--- Exercise goal ---
Your task is to gather the lines below that hold the string "right".

--- Extracted material ---
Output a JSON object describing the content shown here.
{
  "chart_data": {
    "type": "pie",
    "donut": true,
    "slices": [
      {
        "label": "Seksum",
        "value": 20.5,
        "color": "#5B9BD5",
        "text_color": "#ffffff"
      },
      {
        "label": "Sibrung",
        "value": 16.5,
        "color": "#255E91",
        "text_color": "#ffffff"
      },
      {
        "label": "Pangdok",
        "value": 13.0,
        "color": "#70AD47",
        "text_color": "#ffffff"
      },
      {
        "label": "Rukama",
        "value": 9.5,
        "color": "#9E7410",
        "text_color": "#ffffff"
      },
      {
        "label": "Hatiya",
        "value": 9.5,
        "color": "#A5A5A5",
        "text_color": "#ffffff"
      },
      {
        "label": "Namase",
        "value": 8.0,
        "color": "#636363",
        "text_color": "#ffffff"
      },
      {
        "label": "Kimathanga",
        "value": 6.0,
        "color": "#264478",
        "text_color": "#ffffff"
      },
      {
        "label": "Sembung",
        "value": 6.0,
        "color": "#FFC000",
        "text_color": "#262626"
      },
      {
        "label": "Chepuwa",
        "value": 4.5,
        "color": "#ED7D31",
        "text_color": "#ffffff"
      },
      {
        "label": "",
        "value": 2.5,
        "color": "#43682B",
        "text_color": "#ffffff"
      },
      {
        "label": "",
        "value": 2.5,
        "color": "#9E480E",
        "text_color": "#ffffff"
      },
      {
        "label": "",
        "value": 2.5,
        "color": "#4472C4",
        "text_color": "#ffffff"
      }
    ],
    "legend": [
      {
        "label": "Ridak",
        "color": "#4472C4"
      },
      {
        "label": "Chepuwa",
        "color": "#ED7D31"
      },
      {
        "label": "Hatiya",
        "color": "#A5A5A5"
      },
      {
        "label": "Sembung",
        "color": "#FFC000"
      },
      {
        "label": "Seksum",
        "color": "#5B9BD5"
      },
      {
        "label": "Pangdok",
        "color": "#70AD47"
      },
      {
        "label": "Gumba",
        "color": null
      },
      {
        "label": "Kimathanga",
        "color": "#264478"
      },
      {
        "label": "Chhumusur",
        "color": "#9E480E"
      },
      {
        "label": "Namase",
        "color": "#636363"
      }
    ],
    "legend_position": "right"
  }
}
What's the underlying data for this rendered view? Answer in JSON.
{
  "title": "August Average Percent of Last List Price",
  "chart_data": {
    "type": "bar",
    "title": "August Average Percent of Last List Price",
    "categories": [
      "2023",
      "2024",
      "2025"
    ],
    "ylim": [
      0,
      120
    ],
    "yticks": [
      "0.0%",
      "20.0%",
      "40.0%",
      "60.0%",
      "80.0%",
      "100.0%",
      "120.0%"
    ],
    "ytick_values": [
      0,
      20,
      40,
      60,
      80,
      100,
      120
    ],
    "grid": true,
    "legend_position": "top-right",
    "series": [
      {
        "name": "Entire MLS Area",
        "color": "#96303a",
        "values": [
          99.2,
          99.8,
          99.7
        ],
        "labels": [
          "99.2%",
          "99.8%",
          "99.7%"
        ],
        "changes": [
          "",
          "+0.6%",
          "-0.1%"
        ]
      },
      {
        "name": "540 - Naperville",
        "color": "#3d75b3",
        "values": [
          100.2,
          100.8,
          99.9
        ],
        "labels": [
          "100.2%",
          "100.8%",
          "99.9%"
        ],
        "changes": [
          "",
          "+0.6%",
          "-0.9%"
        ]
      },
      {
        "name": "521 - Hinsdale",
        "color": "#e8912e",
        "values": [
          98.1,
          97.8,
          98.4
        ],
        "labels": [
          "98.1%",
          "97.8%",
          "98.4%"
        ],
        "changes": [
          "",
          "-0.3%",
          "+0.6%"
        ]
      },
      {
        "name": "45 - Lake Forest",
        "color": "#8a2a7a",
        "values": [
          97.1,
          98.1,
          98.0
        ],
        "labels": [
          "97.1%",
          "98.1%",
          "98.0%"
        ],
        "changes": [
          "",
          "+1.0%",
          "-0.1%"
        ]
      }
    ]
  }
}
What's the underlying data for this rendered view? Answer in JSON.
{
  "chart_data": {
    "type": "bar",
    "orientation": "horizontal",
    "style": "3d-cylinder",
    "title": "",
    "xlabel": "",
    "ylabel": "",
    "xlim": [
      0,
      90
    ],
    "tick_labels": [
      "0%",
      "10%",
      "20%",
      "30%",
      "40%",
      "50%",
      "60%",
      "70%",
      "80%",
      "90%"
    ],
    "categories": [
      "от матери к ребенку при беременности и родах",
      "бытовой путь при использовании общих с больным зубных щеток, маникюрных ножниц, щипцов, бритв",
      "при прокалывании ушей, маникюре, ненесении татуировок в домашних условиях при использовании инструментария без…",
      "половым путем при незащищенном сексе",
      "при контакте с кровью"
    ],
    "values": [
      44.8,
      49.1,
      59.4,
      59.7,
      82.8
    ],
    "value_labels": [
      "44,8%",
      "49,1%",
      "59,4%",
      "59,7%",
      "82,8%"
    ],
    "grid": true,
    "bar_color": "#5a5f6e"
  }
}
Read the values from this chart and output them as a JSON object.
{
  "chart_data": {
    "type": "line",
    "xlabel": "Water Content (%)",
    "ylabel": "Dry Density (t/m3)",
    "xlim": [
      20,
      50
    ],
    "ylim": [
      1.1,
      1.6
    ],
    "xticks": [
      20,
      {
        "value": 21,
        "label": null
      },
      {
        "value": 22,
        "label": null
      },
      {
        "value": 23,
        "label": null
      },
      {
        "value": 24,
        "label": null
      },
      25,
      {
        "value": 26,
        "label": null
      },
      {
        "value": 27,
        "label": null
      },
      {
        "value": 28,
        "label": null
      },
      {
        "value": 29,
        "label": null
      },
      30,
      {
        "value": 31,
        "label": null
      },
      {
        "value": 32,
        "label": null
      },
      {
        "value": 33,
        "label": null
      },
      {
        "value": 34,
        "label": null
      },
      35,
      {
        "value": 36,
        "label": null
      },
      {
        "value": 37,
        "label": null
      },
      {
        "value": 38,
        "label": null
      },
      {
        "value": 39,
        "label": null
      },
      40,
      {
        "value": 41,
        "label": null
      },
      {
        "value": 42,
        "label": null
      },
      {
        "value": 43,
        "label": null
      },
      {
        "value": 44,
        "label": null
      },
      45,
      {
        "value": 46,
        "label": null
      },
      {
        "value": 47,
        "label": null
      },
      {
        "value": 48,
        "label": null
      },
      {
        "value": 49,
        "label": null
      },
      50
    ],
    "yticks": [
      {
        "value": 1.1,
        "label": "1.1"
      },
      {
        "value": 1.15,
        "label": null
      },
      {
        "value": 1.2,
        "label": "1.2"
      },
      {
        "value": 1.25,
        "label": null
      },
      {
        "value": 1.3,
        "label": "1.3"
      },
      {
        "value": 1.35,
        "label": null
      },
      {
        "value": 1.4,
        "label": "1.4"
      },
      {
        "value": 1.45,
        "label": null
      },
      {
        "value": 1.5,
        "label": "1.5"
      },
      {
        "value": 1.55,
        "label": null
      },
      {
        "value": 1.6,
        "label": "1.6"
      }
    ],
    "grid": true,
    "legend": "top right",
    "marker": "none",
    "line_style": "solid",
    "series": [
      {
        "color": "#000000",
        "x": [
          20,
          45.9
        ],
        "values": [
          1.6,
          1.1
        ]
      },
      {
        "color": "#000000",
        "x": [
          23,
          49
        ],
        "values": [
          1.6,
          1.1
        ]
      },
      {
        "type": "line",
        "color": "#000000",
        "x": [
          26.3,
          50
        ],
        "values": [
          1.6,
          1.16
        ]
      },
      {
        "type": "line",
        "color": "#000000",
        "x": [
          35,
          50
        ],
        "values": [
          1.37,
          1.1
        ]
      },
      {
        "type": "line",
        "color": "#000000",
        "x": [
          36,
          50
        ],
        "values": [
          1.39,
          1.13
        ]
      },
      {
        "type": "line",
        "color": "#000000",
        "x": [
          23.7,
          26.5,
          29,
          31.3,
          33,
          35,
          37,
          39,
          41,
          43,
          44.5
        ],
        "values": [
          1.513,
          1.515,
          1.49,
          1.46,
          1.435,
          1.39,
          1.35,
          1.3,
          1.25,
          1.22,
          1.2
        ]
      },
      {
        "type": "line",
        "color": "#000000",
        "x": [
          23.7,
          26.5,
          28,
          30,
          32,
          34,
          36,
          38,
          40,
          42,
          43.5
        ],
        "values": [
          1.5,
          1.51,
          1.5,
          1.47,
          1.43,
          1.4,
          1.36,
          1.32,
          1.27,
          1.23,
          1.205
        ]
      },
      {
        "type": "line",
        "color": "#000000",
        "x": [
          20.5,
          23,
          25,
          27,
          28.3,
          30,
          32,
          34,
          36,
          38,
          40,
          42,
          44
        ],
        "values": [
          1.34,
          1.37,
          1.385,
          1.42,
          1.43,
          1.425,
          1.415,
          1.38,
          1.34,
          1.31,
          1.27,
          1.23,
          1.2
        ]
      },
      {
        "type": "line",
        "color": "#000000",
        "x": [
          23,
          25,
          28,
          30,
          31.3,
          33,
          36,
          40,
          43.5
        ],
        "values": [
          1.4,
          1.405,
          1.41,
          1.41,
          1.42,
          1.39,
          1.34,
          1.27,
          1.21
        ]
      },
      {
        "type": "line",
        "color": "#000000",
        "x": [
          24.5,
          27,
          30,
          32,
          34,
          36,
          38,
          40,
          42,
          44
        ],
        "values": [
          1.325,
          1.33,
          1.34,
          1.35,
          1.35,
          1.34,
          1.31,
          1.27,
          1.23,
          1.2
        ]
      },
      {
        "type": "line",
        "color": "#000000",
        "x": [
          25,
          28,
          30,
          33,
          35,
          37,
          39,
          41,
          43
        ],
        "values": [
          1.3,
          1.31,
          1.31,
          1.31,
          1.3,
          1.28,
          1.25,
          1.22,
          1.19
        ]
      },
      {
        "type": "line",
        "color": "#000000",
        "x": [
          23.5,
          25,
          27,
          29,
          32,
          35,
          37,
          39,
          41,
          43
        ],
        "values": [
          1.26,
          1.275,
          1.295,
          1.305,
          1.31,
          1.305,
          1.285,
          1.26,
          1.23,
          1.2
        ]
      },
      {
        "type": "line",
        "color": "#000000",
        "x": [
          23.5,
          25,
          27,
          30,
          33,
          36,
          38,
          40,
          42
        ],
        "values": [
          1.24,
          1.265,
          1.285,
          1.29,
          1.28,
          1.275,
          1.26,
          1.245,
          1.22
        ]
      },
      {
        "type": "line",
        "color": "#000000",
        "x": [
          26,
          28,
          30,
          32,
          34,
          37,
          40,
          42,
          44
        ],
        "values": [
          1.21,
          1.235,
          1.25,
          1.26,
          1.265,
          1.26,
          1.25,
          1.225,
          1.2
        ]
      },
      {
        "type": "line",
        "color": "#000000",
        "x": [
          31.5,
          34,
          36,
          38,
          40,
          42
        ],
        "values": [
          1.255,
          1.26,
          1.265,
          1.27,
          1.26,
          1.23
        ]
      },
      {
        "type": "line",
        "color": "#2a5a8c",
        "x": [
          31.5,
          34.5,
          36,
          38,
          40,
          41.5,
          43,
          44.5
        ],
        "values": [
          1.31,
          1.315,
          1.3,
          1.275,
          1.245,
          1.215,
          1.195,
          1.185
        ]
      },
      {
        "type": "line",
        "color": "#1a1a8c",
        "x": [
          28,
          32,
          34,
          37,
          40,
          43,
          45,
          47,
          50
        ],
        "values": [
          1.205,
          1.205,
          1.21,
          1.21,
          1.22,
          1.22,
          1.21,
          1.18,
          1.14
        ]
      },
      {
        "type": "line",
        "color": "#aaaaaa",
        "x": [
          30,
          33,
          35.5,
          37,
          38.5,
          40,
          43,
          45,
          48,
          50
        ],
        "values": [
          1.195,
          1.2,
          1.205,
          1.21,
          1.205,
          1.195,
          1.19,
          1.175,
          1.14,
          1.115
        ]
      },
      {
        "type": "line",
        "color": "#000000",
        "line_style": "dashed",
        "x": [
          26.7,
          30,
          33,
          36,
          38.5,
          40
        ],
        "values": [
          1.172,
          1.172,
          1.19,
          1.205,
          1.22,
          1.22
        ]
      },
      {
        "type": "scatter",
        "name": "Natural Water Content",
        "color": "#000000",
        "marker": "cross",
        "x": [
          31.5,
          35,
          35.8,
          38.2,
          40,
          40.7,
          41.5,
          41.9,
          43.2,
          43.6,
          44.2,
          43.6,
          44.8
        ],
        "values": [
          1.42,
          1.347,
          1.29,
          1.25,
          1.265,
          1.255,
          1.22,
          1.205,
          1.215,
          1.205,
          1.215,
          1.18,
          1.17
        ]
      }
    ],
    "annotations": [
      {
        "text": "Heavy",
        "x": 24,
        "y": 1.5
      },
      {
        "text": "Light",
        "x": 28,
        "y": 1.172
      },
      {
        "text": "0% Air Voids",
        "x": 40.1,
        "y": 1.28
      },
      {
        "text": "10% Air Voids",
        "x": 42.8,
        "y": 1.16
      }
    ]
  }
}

--- Output for this exercise ---
    "legend_position": "right"
    "legend_position": "top-right",
    "legend": "top right",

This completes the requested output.